— YOUR OBJECTIVE —
Gather all lines in the entries below that include the word "Jánost".

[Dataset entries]
┏━━

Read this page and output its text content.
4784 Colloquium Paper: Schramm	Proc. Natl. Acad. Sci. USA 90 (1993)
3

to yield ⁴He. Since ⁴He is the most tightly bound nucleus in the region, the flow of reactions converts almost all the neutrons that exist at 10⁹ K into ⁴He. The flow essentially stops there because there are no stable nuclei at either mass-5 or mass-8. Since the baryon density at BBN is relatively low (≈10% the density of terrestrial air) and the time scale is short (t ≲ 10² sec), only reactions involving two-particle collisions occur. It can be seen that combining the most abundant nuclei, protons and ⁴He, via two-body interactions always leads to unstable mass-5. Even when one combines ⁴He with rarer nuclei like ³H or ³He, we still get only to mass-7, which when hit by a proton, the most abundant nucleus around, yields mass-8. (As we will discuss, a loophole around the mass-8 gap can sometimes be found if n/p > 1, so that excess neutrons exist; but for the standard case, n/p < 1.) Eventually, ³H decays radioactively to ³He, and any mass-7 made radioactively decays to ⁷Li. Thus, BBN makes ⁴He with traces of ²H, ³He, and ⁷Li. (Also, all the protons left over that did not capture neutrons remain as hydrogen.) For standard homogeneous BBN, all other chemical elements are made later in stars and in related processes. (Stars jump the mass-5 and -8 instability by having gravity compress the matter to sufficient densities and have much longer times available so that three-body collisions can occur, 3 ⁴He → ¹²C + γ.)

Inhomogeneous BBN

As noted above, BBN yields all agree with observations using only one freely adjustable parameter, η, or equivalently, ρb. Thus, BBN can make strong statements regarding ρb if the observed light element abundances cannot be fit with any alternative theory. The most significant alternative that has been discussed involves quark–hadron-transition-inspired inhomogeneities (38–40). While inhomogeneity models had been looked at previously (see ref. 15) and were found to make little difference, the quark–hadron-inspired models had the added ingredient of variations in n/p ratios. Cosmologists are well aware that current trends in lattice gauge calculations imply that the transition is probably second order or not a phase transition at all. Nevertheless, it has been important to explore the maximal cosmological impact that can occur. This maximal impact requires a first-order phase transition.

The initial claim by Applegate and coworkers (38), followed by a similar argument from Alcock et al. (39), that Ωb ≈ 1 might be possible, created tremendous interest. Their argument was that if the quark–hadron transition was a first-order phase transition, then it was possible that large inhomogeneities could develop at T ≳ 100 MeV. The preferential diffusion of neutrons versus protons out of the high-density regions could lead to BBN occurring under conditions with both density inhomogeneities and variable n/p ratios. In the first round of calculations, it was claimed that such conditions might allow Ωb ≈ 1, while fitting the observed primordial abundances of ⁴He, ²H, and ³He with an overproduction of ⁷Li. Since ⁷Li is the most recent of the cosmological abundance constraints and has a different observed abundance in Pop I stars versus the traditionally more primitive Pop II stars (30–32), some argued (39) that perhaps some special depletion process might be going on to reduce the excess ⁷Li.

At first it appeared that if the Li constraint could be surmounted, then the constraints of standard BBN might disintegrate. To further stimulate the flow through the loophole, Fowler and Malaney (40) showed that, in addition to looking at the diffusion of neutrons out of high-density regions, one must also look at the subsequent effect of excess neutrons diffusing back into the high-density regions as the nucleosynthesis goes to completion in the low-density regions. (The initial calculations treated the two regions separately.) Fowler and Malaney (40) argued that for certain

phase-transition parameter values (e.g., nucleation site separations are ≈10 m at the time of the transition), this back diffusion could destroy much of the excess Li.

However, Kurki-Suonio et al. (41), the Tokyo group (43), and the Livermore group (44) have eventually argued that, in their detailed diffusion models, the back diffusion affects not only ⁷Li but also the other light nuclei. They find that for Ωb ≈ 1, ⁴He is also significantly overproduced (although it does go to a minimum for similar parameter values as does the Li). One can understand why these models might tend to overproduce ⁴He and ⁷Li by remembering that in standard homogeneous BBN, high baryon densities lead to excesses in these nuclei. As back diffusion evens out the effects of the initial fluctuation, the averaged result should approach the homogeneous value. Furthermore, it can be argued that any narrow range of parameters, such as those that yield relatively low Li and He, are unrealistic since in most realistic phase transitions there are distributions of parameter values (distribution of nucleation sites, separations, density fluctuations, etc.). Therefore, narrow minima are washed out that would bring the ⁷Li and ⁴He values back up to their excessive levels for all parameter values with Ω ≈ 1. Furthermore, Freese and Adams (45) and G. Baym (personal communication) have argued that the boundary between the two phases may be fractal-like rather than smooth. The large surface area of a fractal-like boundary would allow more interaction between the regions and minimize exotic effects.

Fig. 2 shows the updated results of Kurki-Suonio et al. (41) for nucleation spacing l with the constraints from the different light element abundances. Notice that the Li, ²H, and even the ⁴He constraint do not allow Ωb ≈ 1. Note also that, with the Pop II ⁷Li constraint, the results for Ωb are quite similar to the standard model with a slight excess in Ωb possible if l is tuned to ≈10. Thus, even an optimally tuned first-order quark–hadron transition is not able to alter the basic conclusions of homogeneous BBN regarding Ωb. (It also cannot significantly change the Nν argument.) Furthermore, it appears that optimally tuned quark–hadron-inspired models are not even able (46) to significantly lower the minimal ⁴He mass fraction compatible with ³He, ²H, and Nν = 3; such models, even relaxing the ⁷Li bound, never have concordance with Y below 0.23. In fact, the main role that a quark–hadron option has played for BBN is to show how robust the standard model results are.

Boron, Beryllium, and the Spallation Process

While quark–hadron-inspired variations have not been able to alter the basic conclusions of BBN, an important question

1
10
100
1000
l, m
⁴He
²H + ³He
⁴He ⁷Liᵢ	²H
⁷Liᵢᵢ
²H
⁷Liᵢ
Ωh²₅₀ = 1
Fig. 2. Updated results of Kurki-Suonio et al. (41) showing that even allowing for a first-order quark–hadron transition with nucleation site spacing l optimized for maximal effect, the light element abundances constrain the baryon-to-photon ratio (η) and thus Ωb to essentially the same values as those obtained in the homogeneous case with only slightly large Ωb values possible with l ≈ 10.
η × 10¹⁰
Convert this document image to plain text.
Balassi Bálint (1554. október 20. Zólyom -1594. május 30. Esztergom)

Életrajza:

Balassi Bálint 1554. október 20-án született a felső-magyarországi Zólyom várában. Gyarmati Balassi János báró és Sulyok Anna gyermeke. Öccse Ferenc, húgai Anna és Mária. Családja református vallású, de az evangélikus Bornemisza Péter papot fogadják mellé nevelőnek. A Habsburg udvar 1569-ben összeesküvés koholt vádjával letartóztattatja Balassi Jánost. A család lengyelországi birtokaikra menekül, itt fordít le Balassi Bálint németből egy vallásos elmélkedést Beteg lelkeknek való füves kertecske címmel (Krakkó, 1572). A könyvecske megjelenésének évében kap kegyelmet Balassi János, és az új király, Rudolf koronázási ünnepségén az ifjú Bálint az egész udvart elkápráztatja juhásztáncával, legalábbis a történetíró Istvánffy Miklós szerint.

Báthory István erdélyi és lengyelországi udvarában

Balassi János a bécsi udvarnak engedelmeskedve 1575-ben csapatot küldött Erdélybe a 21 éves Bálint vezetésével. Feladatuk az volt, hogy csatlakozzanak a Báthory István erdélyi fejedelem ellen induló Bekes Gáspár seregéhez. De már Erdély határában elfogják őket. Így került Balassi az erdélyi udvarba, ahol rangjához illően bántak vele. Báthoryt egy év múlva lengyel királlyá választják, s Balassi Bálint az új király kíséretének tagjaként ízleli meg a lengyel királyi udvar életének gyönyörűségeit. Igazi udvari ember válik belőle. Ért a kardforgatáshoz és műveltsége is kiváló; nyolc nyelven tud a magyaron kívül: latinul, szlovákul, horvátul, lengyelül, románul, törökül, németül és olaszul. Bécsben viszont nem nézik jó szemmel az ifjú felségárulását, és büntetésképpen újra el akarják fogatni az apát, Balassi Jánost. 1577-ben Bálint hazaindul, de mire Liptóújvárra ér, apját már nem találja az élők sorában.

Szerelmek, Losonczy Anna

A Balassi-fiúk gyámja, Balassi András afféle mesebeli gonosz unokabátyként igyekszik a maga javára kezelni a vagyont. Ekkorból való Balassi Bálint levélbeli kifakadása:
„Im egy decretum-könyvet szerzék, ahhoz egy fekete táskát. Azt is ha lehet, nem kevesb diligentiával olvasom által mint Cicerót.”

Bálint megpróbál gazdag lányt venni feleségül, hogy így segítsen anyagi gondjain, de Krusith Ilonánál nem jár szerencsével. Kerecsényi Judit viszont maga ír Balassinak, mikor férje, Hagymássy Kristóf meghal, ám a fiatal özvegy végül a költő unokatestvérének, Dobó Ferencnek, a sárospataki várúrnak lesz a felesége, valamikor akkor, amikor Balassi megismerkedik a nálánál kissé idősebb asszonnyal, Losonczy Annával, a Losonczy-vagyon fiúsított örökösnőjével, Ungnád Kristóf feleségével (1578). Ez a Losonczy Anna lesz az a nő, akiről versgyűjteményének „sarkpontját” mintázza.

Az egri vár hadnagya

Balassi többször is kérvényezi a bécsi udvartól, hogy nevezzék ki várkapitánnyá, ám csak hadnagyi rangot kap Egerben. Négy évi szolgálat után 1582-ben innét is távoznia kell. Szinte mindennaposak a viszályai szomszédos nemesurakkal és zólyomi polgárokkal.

┗━━

— RESULT BELOW —
Balassi Bálint 1554. október 20-án született a felső-magyarországi Zólyom várában. Gyarmati Balassi János báró és Sulyok Anna gyermeke. Öccse Ferenc, húgai Anna és Mária. Családja református vallású, de az evangélikus Bornemisza Péter papot fogadják mellé nevelőnek. A Habsburg udvar 1569-ben összeesküvés koholt vádjával letartóztattatja Balassi Jánost. A család lengyelországi birtokaikra menekül, itt fordít le Balassi Bálint németből egy vallásos elmélkedést Beteg lelkeknek való füves kertecske címmel (Krakkó, 1572). A könyvecske megjelenésének évében kap kegyelmet Balassi János, és az új király, Rudolf koronázási ünnepségén az ifjú Bálint az egész udvart elkápráztatja juhásztáncával, legalábbis a történetíró Istvánffy Miklós szerint.
Balassi János a bécsi udvarnak engedelmeskedve 1575-ben csapatot küldött Erdélybe a 21 éves Bálint vezetésével. Feladatuk az volt, hogy csatlakozzanak a Báthory István erdélyi fejedelem ellen induló Bekes Gáspár seregéhez. De már Erdély határában elfogják őket. Így került Balassi az erdélyi udvarba, ahol rangjához illően bántak vele. Báthoryt egy év múlva lengyel királlyá választják, s Balassi Bálint az új király kíséretének tagjaként ízleli meg a lengyel királyi udvar életének gyönyörűségeit. Igazi udvari ember válik belőle. Ért a kardforgatáshoz és műveltsége is kiváló; nyolc nyelven tud a magyaron kívül: latinul, szlovákul, horvátul, lengyelül, románul, törökül, németül és olaszul. Bécsben viszont nem nézik jó szemmel az ifjú felségárulását, és büntetésképpen újra el akarják fogatni az apát, Balassi Jánost. 1577-ben Bálint hazaindul, de mire Liptóújvárra ér, apját már nem találja az élők sorában.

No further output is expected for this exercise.